• _TASK LIST_:
1. From the excerpt on community water management, transcribe the text between "2) First example" and "community management structures.", inclusive.
2. Pick up the excerpt on Caritas water management programs where it stops, and continue it.

• _SOURCE EXTRACT_:
* Start *

As indicated in the two previous fact sheets C5 and C6, there are various organisations with the purpose of managing water facilities in developing countries.
Here, we will present three examples of such organisations set up in the Caritas Internationalis network (162 countries) for which the implementation has shown to be a success.


General meeting of a Caritas TOGO water and sanitation management committee in the region of Savanes.

2) First example

Access to water structuring of local communities for a sustainable management of the hydraulic and sanitary infrastructures in BURUNDI (diocese of GITEGA).

a) Purpose of this three-year programme (2009-2011) carried out by ODAG (CARITAS diocese of GITEGA through co-financing with SEDIF (Intercommunity syndicate for Water of Ile de France) and AESN (Seine Normandy Water Agency)


Collection and improvement of a source.
Photo : Caritas Burundi

Substantially improve the coverage of the needs in drinking water and in sanitation of the population of two large towns of Buraza and Bukirasazi and to set it up in a sustainable, fair and controlled manner, by the local stakeholders by creating participative community management structures.
- Collection and improvement of 143 sources,
- Creation of 4 gravity-fed water adduction systems several km long 
- Construction of 5 school 5 latrines,
- Setting up 5 rainwater collection systems in schools
- Manufacture of 300 family latrines
- Training on hygiene and health
Set up of 143 management committees for the sources, 4 for the adductions and 5 "joint hygiene clubs" in schools.

* End *

• _RECORD LIST_:
* Start *

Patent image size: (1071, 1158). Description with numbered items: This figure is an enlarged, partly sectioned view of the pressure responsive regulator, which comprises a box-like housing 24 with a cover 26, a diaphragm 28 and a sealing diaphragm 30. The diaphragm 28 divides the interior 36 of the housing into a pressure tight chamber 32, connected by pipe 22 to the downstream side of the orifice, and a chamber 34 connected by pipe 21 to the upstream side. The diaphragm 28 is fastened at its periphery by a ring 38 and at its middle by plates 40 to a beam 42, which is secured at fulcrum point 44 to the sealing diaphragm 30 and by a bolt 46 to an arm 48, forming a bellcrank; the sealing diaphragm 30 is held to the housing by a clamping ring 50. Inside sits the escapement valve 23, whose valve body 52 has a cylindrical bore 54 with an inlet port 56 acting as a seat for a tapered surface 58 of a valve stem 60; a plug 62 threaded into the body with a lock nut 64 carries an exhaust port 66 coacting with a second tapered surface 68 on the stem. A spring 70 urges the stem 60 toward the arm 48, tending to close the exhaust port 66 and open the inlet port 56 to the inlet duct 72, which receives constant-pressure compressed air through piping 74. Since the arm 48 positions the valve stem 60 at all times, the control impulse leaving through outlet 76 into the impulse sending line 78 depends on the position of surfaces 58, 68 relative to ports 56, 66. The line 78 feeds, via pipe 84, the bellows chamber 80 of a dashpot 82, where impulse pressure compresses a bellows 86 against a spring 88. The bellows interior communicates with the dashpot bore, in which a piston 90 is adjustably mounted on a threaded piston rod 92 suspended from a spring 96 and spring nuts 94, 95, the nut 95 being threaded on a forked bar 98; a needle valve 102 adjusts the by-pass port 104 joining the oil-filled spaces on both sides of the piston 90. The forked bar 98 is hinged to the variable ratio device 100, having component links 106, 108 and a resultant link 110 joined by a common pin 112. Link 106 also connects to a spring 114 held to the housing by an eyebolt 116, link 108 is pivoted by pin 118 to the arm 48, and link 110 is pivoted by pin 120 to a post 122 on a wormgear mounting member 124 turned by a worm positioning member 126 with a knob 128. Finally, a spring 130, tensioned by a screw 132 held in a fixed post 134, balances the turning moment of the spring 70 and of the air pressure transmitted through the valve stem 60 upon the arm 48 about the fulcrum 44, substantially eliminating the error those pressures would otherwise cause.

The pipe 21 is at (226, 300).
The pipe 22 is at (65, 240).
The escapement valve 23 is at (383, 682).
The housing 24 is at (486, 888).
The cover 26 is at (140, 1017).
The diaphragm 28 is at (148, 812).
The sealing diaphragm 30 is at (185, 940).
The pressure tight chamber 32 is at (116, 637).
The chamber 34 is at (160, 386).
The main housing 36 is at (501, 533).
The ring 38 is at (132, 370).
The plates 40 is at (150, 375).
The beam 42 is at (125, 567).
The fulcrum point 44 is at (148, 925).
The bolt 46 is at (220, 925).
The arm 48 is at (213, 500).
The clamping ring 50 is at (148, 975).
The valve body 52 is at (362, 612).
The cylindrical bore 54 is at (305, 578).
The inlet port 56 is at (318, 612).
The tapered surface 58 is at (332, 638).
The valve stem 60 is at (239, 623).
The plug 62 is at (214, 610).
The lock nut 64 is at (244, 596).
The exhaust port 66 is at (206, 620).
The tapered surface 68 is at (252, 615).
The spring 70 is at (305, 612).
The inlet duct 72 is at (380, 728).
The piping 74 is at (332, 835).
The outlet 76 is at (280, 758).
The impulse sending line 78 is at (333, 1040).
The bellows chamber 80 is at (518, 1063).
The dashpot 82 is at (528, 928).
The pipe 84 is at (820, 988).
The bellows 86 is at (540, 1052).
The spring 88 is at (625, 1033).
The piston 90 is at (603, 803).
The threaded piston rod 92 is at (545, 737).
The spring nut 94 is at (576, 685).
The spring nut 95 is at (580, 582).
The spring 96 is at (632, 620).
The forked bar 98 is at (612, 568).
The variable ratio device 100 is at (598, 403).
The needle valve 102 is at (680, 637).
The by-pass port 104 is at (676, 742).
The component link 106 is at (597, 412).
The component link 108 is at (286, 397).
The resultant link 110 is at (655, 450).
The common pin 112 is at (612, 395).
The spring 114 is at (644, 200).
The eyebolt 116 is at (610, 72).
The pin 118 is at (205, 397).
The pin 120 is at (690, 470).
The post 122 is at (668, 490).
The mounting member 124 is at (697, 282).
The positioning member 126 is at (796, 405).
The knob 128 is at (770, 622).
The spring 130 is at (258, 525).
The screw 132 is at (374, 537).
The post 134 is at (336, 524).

* End *

• _PER-TASK ANSWERS_:
1.
2) First example

Access to water structuring of local communities for a sustainable management of the hydraulic and sanitary infrastructures in BURUNDI (diocese of GITEGA).

a) Purpose of this three-year programme (2009-2011) carried out by ODAG (CARITAS diocese of GITEGA through co-financing with SEDIF (Intercommunity syndicate for Water of Ile de France) and AESN (Seine Normandy Water Agency)


Collection and improvement of a source.
Photo : Caritas Burundi

Substantially improve the coverage of the needs in drinking water and in sanitation of the population of two large towns of Buraza and Bukirasazi and to set it up in a sustainable, fair and controlled manner, by the local stakeholders by creating participative community management structures.

2.
- Total cost : €355,000. Beneficiaries : 47,000

b) Achievements

Collaboration with the State and its decentralised departments
ODAG works very closely with the General Directorate on rural hydraulics and energy (DGHER) with which it has signed a protocol for collaboration and to which in particular it submits its action plans for approval each year. It also sends its achievement reports and provides it with the nature and the setup locations of its diverse achievements.
It also involves other structures such as provincial and town administrations, RCE (Community Water Boards), Health Centres and schools.

Identification and formation of leaders of communities and RCEs
ODAG first identified, thanks to its leaders in the field, 4 benevolent leaders (who received travel indemnities only) in each of the two towns in order to make use of them as "relay persons" in order to make aware, involve and train the benefitting populations, then trained them in making communities aware and in the main aspects of the programme for 2 days.

Setting up Management Committees
ODAG first formed temporary management committees for the hydraulic structures by selecting 3 to 5 people, including 3 men and 2 women, from among the people who most actively participated in the first awareness sessions for all of the population. Their role consisted in pursuing the involvement of the population for the community participation, in monitoring and in managing the materials intended for the construction of structures.
Right from the first half-year of the starting of the programme, 73 temporary management committees (one committee per standpost) had been set up.
When the structures were finished, it was suggested to the population to transform these committees, or to change the composition of them, into final committees then in charge of the proper use of the structures, maintaining them, repairing them and collecting contributions.
In parallel, in light of its substantial programme of constructing latrines and of informing about hygiene and health, ODAG created "joint hygiene clubs" in the primary schools comprised of about ten people (students, teachers, and parents of students).


Family latrine built in a slightly remote area

Source before improvement - Photos Caritas Burundi

Support for the reinforcing of two Community Water Boards (RCE)
Once formed, all of the Management committees formed gathered together in a general meeting at each of the two towns in order to form a new RCE, as the previous ones were not operating well, and file its statutes with the Ministry of the Interior.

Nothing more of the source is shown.